Collected data entries:
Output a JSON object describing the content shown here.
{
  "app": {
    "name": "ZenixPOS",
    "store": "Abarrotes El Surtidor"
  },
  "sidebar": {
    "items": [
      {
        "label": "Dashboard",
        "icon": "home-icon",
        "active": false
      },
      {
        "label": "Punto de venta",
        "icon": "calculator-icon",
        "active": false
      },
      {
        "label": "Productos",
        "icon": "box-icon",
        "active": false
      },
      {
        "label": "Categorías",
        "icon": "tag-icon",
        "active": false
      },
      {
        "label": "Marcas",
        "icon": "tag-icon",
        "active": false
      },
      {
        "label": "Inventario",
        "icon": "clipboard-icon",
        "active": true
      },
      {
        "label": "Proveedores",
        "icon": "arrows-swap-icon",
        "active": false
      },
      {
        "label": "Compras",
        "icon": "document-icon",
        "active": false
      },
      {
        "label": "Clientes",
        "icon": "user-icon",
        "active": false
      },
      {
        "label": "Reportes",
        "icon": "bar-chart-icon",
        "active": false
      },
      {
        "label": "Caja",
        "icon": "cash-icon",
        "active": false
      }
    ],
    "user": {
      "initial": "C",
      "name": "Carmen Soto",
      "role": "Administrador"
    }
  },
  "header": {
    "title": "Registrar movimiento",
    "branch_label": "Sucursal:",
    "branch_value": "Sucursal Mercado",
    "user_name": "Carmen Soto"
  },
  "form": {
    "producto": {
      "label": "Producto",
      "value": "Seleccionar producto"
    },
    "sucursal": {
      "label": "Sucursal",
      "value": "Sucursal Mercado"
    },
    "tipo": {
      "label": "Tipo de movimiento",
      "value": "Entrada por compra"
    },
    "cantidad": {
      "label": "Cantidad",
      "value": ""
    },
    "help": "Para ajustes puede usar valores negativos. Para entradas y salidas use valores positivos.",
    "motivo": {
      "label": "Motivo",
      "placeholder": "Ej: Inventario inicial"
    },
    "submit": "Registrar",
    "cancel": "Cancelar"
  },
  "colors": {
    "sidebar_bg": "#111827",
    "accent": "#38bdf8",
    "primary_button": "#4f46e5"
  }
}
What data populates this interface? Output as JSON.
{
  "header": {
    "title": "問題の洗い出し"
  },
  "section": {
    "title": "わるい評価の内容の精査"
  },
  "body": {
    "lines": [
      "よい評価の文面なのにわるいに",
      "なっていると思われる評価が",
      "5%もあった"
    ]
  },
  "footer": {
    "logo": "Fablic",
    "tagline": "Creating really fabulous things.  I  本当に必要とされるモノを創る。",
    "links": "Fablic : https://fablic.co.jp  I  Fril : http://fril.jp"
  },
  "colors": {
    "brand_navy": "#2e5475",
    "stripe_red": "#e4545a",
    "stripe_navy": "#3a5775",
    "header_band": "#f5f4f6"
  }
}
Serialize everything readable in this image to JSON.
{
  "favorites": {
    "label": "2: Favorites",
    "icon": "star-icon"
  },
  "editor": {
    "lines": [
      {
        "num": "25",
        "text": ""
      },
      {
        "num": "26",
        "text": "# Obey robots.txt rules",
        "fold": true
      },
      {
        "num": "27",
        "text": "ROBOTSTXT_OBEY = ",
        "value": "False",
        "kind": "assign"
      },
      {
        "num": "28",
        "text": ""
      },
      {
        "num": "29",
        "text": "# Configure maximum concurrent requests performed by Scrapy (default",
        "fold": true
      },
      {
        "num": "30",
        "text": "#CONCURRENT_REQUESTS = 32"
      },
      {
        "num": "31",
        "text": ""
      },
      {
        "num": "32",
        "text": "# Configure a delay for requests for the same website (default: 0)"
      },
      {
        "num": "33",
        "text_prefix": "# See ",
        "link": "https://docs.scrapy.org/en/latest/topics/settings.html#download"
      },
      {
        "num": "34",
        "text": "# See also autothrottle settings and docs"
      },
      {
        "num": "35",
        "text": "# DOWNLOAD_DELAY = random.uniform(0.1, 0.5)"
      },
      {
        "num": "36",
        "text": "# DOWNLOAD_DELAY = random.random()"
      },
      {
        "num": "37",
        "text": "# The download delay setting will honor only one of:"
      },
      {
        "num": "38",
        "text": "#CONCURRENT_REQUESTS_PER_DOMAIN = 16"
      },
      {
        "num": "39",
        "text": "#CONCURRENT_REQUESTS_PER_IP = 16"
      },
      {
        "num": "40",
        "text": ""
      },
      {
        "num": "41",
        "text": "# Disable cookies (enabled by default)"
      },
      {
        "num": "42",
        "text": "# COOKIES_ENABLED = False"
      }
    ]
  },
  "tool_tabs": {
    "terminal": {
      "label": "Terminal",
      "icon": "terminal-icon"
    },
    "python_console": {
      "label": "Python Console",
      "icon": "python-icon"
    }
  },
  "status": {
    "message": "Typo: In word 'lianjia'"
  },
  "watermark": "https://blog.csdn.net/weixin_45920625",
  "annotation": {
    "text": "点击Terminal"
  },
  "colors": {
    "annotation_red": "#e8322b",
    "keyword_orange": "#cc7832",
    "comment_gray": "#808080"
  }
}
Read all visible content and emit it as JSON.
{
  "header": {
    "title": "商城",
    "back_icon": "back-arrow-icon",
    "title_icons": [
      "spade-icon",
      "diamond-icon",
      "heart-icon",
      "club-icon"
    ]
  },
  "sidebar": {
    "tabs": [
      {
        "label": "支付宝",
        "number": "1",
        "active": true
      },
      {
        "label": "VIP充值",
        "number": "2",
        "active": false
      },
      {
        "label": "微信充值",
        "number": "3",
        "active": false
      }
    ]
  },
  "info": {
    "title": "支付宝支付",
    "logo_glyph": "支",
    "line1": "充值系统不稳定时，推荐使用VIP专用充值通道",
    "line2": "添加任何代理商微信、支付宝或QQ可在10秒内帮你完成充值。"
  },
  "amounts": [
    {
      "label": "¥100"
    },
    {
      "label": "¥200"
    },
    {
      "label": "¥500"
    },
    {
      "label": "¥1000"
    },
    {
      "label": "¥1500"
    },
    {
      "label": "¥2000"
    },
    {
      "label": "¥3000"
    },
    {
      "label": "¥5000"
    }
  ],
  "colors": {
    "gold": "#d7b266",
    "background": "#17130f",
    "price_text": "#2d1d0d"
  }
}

= Problem details =
Write out, word for word, every line from the one containing "Read all visible content and emit it as JSON." through the last line of the records above.

= Full output =
Read all visible content and emit it as JSON.
{
  "header": {
    "title": "商城",
    "back_icon": "back-arrow-icon",
    "title_icons": [
      "spade-icon",
      "diamond-icon",
      "heart-icon",
      "club-icon"
    ]
  },
  "sidebar": {
    "tabs": [
      {
        "label": "支付宝",
        "number": "1",
        "active": true
      },
      {
        "label": "VIP充值",
        "number": "2",
        "active": false
      },
      {
        "label": "微信充值",
        "number": "3",
        "active": false
      }
    ]
  },
  "info": {
    "title": "支付宝支付",
    "logo_glyph": "支",
    "line1": "充值系统不稳定时，推荐使用VIP专用充值通道",
    "line2": "添加任何代理商微信、支付宝或QQ可在10秒内帮你完成充值。"
  },
  "amounts": [
    {
      "label": "¥100"
    },
    {
      "label": "¥200"
    },
    {
      "label": "¥500"
    },
    {
      "label": "¥1000"
    },
    {
      "label": "¥1500"
    },
    {
      "label": "¥2000"
    },
    {
      "label": "¥3000"
    },
    {
      "label": "¥5000"
    }
  ],
  "colors": {
    "gold": "#d7b266",
    "background": "#17130f",
    "price_text": "#2d1d0d"
  }
}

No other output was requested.